To be done: Records follow. Pull out every line that contains "Волошин".

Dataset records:
○ ○ ○ ○ ○ ○ ○

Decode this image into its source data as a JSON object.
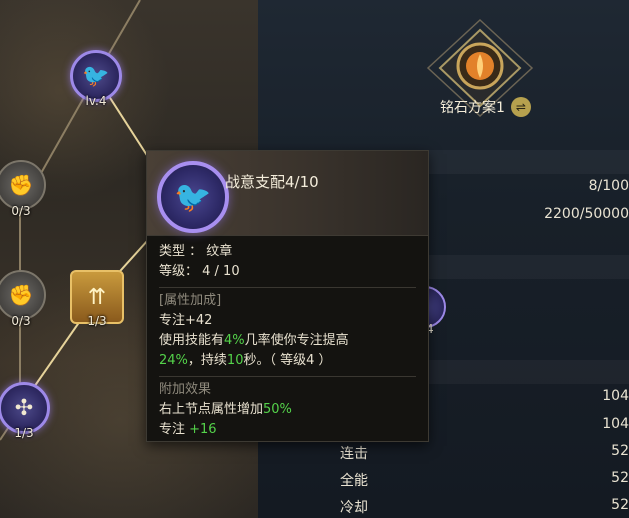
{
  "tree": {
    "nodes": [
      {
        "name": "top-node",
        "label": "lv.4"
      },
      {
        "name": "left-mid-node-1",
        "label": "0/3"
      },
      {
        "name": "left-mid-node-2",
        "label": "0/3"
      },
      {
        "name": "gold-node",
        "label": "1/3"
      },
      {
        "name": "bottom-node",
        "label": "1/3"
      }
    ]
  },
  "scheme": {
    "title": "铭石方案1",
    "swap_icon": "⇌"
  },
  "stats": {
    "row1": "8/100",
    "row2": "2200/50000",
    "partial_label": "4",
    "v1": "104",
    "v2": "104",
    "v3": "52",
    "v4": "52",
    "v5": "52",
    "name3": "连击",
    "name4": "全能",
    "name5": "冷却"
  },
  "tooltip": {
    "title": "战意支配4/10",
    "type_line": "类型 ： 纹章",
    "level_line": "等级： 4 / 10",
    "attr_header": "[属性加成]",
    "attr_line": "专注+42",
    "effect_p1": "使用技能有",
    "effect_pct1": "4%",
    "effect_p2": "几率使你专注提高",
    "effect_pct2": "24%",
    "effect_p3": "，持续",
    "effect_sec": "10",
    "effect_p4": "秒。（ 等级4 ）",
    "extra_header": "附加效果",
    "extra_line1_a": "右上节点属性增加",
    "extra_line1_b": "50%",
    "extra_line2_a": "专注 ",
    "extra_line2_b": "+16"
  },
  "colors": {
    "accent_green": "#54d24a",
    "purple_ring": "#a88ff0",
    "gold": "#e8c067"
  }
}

○ ○ ○ ○ ○ ○ ○

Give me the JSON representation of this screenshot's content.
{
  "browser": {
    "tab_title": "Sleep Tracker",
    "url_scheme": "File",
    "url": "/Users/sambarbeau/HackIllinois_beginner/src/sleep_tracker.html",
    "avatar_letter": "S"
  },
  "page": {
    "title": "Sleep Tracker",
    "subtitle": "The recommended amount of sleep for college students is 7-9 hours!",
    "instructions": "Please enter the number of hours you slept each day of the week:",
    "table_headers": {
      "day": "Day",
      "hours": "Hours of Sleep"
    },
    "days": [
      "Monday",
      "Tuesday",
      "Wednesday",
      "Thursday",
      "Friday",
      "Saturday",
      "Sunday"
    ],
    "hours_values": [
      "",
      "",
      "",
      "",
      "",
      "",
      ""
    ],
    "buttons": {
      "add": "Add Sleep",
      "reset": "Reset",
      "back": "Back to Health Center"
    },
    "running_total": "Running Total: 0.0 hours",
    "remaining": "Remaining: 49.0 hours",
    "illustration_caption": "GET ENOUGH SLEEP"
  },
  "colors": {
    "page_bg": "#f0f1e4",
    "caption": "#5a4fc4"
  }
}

○ ○ ○ ○ ○ ○ ○

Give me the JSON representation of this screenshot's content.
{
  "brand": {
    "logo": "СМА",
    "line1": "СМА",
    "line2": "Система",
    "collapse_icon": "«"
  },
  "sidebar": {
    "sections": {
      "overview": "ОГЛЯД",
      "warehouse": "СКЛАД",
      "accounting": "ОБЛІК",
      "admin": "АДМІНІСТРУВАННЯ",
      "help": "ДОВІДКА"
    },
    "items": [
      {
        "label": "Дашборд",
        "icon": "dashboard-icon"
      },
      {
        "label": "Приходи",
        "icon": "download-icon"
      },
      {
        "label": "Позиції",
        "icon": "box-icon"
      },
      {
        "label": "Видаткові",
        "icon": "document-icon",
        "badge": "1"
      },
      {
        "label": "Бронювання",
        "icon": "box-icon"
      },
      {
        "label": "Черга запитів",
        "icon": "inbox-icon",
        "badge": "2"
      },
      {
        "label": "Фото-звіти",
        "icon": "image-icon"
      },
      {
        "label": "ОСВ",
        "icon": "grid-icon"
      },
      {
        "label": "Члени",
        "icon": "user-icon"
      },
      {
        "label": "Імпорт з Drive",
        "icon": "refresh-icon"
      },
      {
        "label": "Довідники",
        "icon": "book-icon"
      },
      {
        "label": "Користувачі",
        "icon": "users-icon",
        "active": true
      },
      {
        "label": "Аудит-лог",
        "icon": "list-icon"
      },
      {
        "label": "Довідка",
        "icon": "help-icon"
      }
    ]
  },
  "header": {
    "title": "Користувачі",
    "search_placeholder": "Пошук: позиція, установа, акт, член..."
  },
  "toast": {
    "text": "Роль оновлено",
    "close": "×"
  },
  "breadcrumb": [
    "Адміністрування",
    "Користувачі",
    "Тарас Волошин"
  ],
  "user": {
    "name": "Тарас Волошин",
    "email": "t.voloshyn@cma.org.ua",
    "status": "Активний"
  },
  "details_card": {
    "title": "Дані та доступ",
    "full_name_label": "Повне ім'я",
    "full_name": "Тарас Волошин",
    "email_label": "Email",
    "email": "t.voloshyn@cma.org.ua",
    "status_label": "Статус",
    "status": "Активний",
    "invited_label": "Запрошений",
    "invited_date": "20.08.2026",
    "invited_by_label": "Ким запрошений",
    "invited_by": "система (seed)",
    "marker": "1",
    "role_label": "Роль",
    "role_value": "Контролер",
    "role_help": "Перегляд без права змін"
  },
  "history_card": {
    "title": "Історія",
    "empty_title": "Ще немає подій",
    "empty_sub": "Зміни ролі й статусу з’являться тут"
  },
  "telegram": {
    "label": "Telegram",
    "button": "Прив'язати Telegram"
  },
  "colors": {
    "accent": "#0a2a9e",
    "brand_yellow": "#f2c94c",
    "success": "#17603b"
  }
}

○ ○ ○ ○ ○ ○ ○

Complete answer:
    "Тарас Волошин"
    "name": "Тарас Волошин",
    "full_name": "Тарас Волошин",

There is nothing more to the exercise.